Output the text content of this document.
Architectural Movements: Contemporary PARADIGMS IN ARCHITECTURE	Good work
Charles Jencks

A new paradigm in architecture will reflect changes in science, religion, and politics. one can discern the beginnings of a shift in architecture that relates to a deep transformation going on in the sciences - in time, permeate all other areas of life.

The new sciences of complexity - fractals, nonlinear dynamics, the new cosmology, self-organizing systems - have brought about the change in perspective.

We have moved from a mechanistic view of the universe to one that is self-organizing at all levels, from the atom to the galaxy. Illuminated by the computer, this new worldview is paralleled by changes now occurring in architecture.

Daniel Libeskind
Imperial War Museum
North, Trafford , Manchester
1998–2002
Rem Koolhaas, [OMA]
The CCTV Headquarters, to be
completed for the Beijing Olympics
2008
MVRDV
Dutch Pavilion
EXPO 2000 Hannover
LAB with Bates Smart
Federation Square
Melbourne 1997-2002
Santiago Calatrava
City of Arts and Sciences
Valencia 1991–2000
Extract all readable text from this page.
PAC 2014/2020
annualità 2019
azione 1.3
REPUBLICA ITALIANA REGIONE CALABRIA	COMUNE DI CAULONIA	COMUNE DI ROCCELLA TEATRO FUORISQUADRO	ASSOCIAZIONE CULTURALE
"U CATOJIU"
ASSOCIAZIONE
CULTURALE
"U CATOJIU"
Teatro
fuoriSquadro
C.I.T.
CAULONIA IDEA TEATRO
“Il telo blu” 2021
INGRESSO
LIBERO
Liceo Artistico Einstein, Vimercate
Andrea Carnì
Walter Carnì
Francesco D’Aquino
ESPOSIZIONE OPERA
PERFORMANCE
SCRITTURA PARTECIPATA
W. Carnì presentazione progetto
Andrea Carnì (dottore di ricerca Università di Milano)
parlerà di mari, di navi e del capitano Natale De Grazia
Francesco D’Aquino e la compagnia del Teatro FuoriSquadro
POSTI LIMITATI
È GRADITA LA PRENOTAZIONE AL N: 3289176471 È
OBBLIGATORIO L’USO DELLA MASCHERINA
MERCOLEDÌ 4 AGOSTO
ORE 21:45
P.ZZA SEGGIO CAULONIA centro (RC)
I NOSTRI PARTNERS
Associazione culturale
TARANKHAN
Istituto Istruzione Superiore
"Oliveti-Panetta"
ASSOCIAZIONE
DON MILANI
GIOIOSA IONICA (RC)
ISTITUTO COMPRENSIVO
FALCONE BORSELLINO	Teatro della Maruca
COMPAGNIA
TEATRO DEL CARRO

====

JOB: From the records above, extract everything verbatim.

RESULT OF THE EXERCISE:
Output the text content of this document.
Architectural Movements: Contemporary PARADIGMS IN ARCHITECTURE	Good work
Charles Jencks

A new paradigm in architecture will reflect changes in science, religion, and politics. one can discern the beginnings of a shift in architecture that relates to a deep transformation going on in the sciences - in time, permeate all other areas of life.

The new sciences of complexity - fractals, nonlinear dynamics, the new cosmology, self-organizing systems - have brought about the change in perspective.

We have moved from a mechanistic view of the universe to one that is self-organizing at all levels, from the atom to the galaxy. Illuminated by the computer, this new worldview is paralleled by changes now occurring in architecture.

Daniel Libeskind
Imperial War Museum
North, Trafford , Manchester
1998–2002
Rem Koolhaas, [OMA]
The CCTV Headquarters, to be
completed for the Beijing Olympics
2008
MVRDV
Dutch Pavilion
EXPO 2000 Hannover
LAB with Bates Smart
Federation Square
Melbourne 1997-2002
Santiago Calatrava
City of Arts and Sciences
Valencia 1991–2000
Extract all readable text from this page.
PAC 2014/2020
annualità 2019
azione 1.3
REPUBLICA ITALIANA REGIONE CALABRIA	COMUNE DI CAULONIA	COMUNE DI ROCCELLA TEATRO FUORISQUADRO	ASSOCIAZIONE CULTURALE
"U CATOJIU"
ASSOCIAZIONE
CULTURALE
"U CATOJIU"
Teatro
fuoriSquadro
C.I.T.
CAULONIA IDEA TEATRO
“Il telo blu” 2021
INGRESSO
LIBERO
Liceo Artistico Einstein, Vimercate
Andrea Carnì
Walter Carnì
Francesco D’Aquino
ESPOSIZIONE OPERA
PERFORMANCE
SCRITTURA PARTECIPATA
W. Carnì presentazione progetto
Andrea Carnì (dottore di ricerca Università di Milano)
parlerà di mari, di navi e del capitano Natale De Grazia
Francesco D’Aquino e la compagnia del Teatro FuoriSquadro
POSTI LIMITATI
È GRADITA LA PRENOTAZIONE AL N: 3289176471 È
OBBLIGATORIO L’USO DELLA MASCHERINA
MERCOLEDÌ 4 AGOSTO
ORE 21:45
P.ZZA SEGGIO CAULONIA centro (RC)
I NOSTRI PARTNERS
Associazione culturale
TARANKHAN
Istituto Istruzione Superiore
"Oliveti-Panetta"
ASSOCIAZIONE
DON MILANI
GIOIOSA IONICA (RC)
ISTITUTO COMPRENSIVO
FALCONE BORSELLINO	Teatro della Maruca
COMPAGNIA
TEATRO DEL CARRO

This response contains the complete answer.